# [Item position entries]
◇ ◇ ◇ ◇ ◇

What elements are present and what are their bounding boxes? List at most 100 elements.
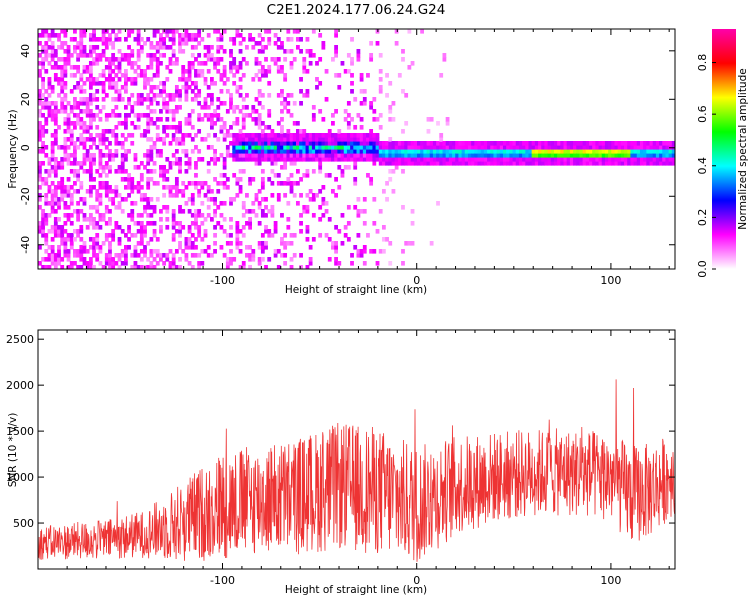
spectrogram-cell [69, 37, 74, 42]
spectrogram-cell [66, 121, 71, 126]
spectrogram-cell [178, 33, 182, 38]
spectrogram-cell [270, 213, 275, 218]
spectrogram-cell [350, 157, 354, 162]
spectrogram-cell [308, 133, 313, 138]
spectrogram-cell [111, 85, 116, 90]
spectrogram-cell [69, 185, 74, 190]
spectrogram-cell [343, 69, 348, 74]
spectrogram-cell [203, 45, 208, 50]
spectrogram-cell [203, 181, 208, 186]
spectrogram-cell [343, 165, 348, 170]
spectrogram-cell [579, 161, 584, 166]
spectrogram-cell [95, 61, 100, 66]
spectrogram-cell [315, 133, 319, 138]
spectrogram-cell [273, 229, 278, 234]
spectrogram-cell [257, 113, 262, 118]
spectrogram-cell [114, 193, 119, 198]
spectrogram-cell [283, 149, 288, 154]
spectrogram-cell [197, 209, 202, 214]
spectrogram-cell [311, 153, 316, 158]
spectrogram-cell [356, 253, 361, 258]
spectrogram-cell [372, 137, 377, 142]
spectrogram-cell [404, 141, 409, 146]
spectrogram-cell [136, 93, 141, 98]
spectrogram-cell [92, 93, 96, 98]
spectrogram-cell [257, 205, 262, 210]
spectrogram-cell [174, 229, 179, 234]
spectrogram-cell [334, 257, 338, 262]
spectrogram-cell [66, 265, 71, 269]
spectrogram-cell [98, 157, 103, 162]
spectrogram-cell [155, 61, 160, 66]
spectrogram-cell [133, 165, 138, 170]
spectrogram-cell [582, 141, 587, 146]
spectrogram-cell [47, 101, 52, 106]
spectrogram-cell [340, 141, 345, 146]
spectrogram-cell [295, 145, 300, 150]
spectrogram-cell [120, 177, 125, 182]
spectrogram-cell [152, 141, 157, 146]
spectrogram-cell [88, 205, 93, 210]
spectrogram-cell [73, 161, 77, 166]
spectrogram-cell [216, 205, 221, 210]
spectrogram-cell [127, 245, 131, 250]
spectrogram-cell [178, 105, 182, 110]
spectrogram-cell [229, 65, 233, 70]
spectrogram-cell [98, 53, 103, 58]
spectrogram-cell [426, 141, 431, 146]
spectrogram-cell [171, 133, 176, 138]
spectrogram-cell [190, 53, 195, 58]
spectrogram-cell [362, 133, 367, 138]
spectrogram-cell [340, 153, 345, 158]
spectrogram-cell [331, 137, 335, 142]
spectrogram-cell [76, 265, 81, 269]
spectrogram-cell [643, 149, 647, 154]
spectrogram-cell [88, 189, 93, 194]
colorbar-tick-label: 0.6 [696, 105, 709, 123]
spectrogram-cell [343, 109, 348, 114]
spectrogram-cell [184, 85, 189, 90]
spectrogram-cell [487, 161, 491, 166]
spectrogram-cell [174, 89, 179, 94]
spectrogram-cell [547, 153, 552, 158]
spectrogram-cell [184, 185, 189, 190]
spectrogram-cell [88, 221, 93, 226]
spectrogram-cell [136, 113, 141, 118]
spectrogram-cell [171, 41, 176, 46]
spectrogram-cell [146, 53, 151, 58]
spectrogram-cell [111, 53, 116, 58]
spectrogram-cell [241, 73, 246, 78]
spectrogram-cell [302, 157, 307, 162]
spectrogram-cell [130, 185, 135, 190]
spectrogram-cell [404, 121, 409, 126]
spectrogram-cell [378, 145, 383, 150]
snr-x-label: Height of straight line (km) [285, 584, 427, 596]
spectrogram-cell [73, 73, 77, 78]
spectrogram-cell [165, 169, 170, 174]
spectrogram-cell [267, 257, 272, 262]
spectrogram-cell [117, 225, 122, 230]
spectrogram-cell [57, 65, 61, 70]
spectrogram-cell [241, 261, 246, 266]
spectrogram-cell [662, 157, 667, 162]
spectrogram-cell [506, 149, 510, 154]
spectrogram-cell [292, 137, 297, 142]
spectrogram-cell [111, 77, 116, 82]
spectrogram-cell [111, 45, 116, 50]
spectrogram-cell [251, 141, 256, 146]
spectrogram-cell [82, 201, 87, 206]
spectrogram-cell [57, 145, 61, 150]
spectrogram-cell [592, 149, 596, 154]
spectrogram-cell [372, 141, 377, 146]
spectrogram-cell [136, 189, 141, 194]
spectrogram-cell [299, 101, 303, 106]
spectrogram-cell [76, 169, 81, 174]
spectrogram-cell [216, 29, 221, 34]
spectrogram-cell [187, 245, 192, 250]
spectrogram-cell [569, 141, 574, 146]
spectrogram-cell [50, 29, 55, 34]
spectrogram-cell [79, 237, 84, 242]
spectrogram-cell [636, 149, 641, 154]
spectrogram-cell [155, 261, 160, 266]
spectrogram-cell [601, 145, 606, 150]
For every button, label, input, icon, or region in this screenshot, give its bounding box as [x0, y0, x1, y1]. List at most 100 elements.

◇ ◇ ◇ ◇ ◇

# [PROBLEM DETAILS]
Can you repeat every line of the data above, from the one containing "spectrogram-cell [69, 37, 74, 42]" down to the one containing "spectrogram-cell [120, 177, 125, 182]", both included?

# [THE ANSWER]
spectrogram-cell [69, 37, 74, 42]
spectrogram-cell [66, 121, 71, 126]
spectrogram-cell [178, 33, 182, 38]
spectrogram-cell [270, 213, 275, 218]
spectrogram-cell [350, 157, 354, 162]
spectrogram-cell [308, 133, 313, 138]
spectrogram-cell [111, 85, 116, 90]
spectrogram-cell [69, 185, 74, 190]
spectrogram-cell [343, 69, 348, 74]
spectrogram-cell [203, 45, 208, 50]
spectrogram-cell [203, 181, 208, 186]
spectrogram-cell [343, 165, 348, 170]
spectrogram-cell [579, 161, 584, 166]
spectrogram-cell [95, 61, 100, 66]
spectrogram-cell [315, 133, 319, 138]
spectrogram-cell [273, 229, 278, 234]
spectrogram-cell [257, 113, 262, 118]
spectrogram-cell [114, 193, 119, 198]
spectrogram-cell [283, 149, 288, 154]
spectrogram-cell [197, 209, 202, 214]
spectrogram-cell [311, 153, 316, 158]
spectrogram-cell [356, 253, 361, 258]
spectrogram-cell [372, 137, 377, 142]
spectrogram-cell [404, 141, 409, 146]
spectrogram-cell [136, 93, 141, 98]
spectrogram-cell [92, 93, 96, 98]
spectrogram-cell [257, 205, 262, 210]
spectrogram-cell [174, 229, 179, 234]
spectrogram-cell [334, 257, 338, 262]
spectrogram-cell [66, 265, 71, 269]
spectrogram-cell [98, 157, 103, 162]
spectrogram-cell [155, 61, 160, 66]
spectrogram-cell [133, 165, 138, 170]
spectrogram-cell [582, 141, 587, 146]
spectrogram-cell [47, 101, 52, 106]
spectrogram-cell [340, 141, 345, 146]
spectrogram-cell [295, 145, 300, 150]
spectrogram-cell [120, 177, 125, 182]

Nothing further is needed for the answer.